--- begin SUPPLIED RECORDS ---

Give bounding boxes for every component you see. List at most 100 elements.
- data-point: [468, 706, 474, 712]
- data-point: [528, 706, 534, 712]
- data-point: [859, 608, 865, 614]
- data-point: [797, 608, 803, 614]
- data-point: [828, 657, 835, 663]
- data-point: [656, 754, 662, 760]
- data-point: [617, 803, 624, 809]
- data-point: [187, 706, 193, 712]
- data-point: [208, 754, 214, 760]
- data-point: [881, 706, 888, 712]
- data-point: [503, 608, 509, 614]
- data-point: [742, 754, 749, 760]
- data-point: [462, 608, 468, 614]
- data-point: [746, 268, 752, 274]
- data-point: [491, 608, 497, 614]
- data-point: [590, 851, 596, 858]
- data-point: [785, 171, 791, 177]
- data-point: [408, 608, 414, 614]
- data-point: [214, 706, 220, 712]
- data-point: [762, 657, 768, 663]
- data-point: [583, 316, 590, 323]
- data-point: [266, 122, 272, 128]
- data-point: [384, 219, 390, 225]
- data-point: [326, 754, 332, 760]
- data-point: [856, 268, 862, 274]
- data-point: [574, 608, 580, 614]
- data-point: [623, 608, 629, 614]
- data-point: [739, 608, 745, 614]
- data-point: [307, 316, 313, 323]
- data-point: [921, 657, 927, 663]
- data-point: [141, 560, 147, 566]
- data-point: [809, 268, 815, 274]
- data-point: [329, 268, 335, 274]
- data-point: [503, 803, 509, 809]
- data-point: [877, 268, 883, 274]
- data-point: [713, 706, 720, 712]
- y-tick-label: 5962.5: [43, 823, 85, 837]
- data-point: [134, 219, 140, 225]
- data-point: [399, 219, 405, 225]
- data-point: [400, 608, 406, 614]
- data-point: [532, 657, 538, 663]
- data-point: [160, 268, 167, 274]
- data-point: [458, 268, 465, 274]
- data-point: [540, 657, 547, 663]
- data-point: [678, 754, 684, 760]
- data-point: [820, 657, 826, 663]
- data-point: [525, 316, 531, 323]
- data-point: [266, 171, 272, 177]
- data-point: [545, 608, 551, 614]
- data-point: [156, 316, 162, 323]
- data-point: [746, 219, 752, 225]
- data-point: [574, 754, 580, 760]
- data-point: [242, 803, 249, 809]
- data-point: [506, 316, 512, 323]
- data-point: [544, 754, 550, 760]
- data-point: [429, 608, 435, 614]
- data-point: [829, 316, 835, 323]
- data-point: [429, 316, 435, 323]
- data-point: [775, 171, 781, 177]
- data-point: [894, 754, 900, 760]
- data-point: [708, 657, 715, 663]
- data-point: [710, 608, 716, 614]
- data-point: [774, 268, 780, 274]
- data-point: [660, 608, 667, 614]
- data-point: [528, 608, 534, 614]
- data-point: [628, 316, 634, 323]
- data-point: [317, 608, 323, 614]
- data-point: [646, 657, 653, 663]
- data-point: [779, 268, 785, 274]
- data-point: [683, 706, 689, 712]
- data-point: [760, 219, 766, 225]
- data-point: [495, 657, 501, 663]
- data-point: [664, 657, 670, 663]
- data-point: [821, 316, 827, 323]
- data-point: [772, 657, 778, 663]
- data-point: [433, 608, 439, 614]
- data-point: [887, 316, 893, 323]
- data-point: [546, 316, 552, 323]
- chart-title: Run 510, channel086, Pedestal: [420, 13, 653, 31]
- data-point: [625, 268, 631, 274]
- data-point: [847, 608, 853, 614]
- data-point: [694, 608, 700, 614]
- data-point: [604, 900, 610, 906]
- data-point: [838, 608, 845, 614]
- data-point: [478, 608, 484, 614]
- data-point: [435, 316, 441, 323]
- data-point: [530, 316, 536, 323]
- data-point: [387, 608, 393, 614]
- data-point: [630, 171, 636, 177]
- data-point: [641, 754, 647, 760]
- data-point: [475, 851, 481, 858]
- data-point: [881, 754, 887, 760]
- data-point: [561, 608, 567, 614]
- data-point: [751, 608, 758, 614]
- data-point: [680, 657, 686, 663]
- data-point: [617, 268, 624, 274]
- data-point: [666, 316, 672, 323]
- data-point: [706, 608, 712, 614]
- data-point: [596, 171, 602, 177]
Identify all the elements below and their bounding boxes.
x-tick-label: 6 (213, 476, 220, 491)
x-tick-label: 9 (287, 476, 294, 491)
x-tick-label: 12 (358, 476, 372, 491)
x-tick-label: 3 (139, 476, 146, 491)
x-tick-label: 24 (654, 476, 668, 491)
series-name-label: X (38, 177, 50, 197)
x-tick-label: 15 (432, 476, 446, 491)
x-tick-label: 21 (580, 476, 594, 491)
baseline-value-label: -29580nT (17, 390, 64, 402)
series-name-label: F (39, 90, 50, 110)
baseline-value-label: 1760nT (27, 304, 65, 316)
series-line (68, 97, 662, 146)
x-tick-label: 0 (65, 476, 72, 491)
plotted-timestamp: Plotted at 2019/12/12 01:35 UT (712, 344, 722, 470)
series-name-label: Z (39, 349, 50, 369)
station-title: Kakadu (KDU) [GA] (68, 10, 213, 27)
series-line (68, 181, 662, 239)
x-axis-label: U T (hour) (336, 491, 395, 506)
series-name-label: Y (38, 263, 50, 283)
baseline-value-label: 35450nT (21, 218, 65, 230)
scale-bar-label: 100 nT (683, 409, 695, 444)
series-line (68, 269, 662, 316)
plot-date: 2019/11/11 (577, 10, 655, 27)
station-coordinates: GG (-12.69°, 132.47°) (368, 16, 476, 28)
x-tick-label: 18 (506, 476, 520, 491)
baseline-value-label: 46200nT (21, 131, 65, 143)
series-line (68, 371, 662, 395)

--- end SUPPLIED RECORDS ---

Print all of the data above line for line, with no changes.

*SOLUTION*
Give bounding boxes for every component you see. List at most 100 elements.
- data-point: [468, 706, 474, 712]
- data-point: [528, 706, 534, 712]
- data-point: [859, 608, 865, 614]
- data-point: [797, 608, 803, 614]
- data-point: [828, 657, 835, 663]
- data-point: [656, 754, 662, 760]
- data-point: [617, 803, 624, 809]
- data-point: [187, 706, 193, 712]
- data-point: [208, 754, 214, 760]
- data-point: [881, 706, 888, 712]
- data-point: [503, 608, 509, 614]
- data-point: [742, 754, 749, 760]
- data-point: [462, 608, 468, 614]
- data-point: [746, 268, 752, 274]
- data-point: [491, 608, 497, 614]
- data-point: [590, 851, 596, 858]
- data-point: [785, 171, 791, 177]
- data-point: [408, 608, 414, 614]
- data-point: [214, 706, 220, 712]
- data-point: [762, 657, 768, 663]
- data-point: [583, 316, 590, 323]
- data-point: [266, 122, 272, 128]
- data-point: [384, 219, 390, 225]
- data-point: [326, 754, 332, 760]
- data-point: [856, 268, 862, 274]
- data-point: [574, 608, 580, 614]
- data-point: [623, 608, 629, 614]
- data-point: [739, 608, 745, 614]
- data-point: [307, 316, 313, 323]
- data-point: [921, 657, 927, 663]
- data-point: [141, 560, 147, 566]
- data-point: [809, 268, 815, 274]
- data-point: [329, 268, 335, 274]
- data-point: [503, 803, 509, 809]
- data-point: [877, 268, 883, 274]
- data-point: [713, 706, 720, 712]
- y-tick-label: 5962.5: [43, 823, 85, 837]
- data-point: [134, 219, 140, 225]
- data-point: [399, 219, 405, 225]
- data-point: [400, 608, 406, 614]
- data-point: [532, 657, 538, 663]
- data-point: [160, 268, 167, 274]
- data-point: [458, 268, 465, 274]
- data-point: [540, 657, 547, 663]
- data-point: [678, 754, 684, 760]
- data-point: [820, 657, 826, 663]
- data-point: [525, 316, 531, 323]
- data-point: [266, 171, 272, 177]
- data-point: [545, 608, 551, 614]
- data-point: [156, 316, 162, 323]
- data-point: [746, 219, 752, 225]
- data-point: [574, 754, 580, 760]
- data-point: [242, 803, 249, 809]
- data-point: [506, 316, 512, 323]
- data-point: [544, 754, 550, 760]
- data-point: [429, 608, 435, 614]
- data-point: [829, 316, 835, 323]
- data-point: [429, 316, 435, 323]
- data-point: [775, 171, 781, 177]
- data-point: [894, 754, 900, 760]
- data-point: [708, 657, 715, 663]
- data-point: [710, 608, 716, 614]
- data-point: [774, 268, 780, 274]
- data-point: [660, 608, 667, 614]
- data-point: [528, 608, 534, 614]
- data-point: [628, 316, 634, 323]
- data-point: [317, 608, 323, 614]
- data-point: [646, 657, 653, 663]
- data-point: [779, 268, 785, 274]
- data-point: [683, 706, 689, 712]
- data-point: [760, 219, 766, 225]
- data-point: [495, 657, 501, 663]
- data-point: [664, 657, 670, 663]
- data-point: [821, 316, 827, 323]
- data-point: [772, 657, 778, 663]
- data-point: [433, 608, 439, 614]
- data-point: [887, 316, 893, 323]
- data-point: [546, 316, 552, 323]
- chart-title: Run 510, channel086, Pedestal: [420, 13, 653, 31]
- data-point: [625, 268, 631, 274]
- data-point: [847, 608, 853, 614]
- data-point: [694, 608, 700, 614]
- data-point: [604, 900, 610, 906]
- data-point: [838, 608, 845, 614]
- data-point: [478, 608, 484, 614]
- data-point: [435, 316, 441, 323]
- data-point: [530, 316, 536, 323]
- data-point: [387, 608, 393, 614]
- data-point: [630, 171, 636, 177]
- data-point: [641, 754, 647, 760]
- data-point: [475, 851, 481, 858]
- data-point: [881, 754, 887, 760]
- data-point: [561, 608, 567, 614]
- data-point: [751, 608, 758, 614]
- data-point: [680, 657, 686, 663]
- data-point: [617, 268, 624, 274]
- data-point: [666, 316, 672, 323]
- data-point: [706, 608, 712, 614]
- data-point: [596, 171, 602, 177]
Identify all the elements below and their bounding boxes.
x-tick-label: 6 (213, 476, 220, 491)
x-tick-label: 9 (287, 476, 294, 491)
x-tick-label: 12 (358, 476, 372, 491)
x-tick-label: 3 (139, 476, 146, 491)
x-tick-label: 24 (654, 476, 668, 491)
series-name-label: X (38, 177, 50, 197)
x-tick-label: 15 (432, 476, 446, 491)
x-tick-label: 21 (580, 476, 594, 491)
baseline-value-label: -29580nT (17, 390, 64, 402)
series-name-label: F (39, 90, 50, 110)
baseline-value-label: 1760nT (27, 304, 65, 316)
series-line (68, 97, 662, 146)
x-tick-label: 0 (65, 476, 72, 491)
plotted-timestamp: Plotted at 2019/12/12 01:35 UT (712, 344, 722, 470)
series-name-label: Z (39, 349, 50, 369)
station-title: Kakadu (KDU) [GA] (68, 10, 213, 27)
series-line (68, 181, 662, 239)
x-axis-label: U T (hour) (336, 491, 395, 506)
series-name-label: Y (38, 263, 50, 283)
baseline-value-label: 35450nT (21, 218, 65, 230)
scale-bar-label: 100 nT (683, 409, 695, 444)
series-line (68, 269, 662, 316)
plot-date: 2019/11/11 (577, 10, 655, 27)
station-coordinates: GG (-12.69°, 132.47°) (368, 16, 476, 28)
x-tick-label: 18 (506, 476, 520, 491)
baseline-value-label: 46200nT (21, 131, 65, 143)
series-line (68, 371, 662, 395)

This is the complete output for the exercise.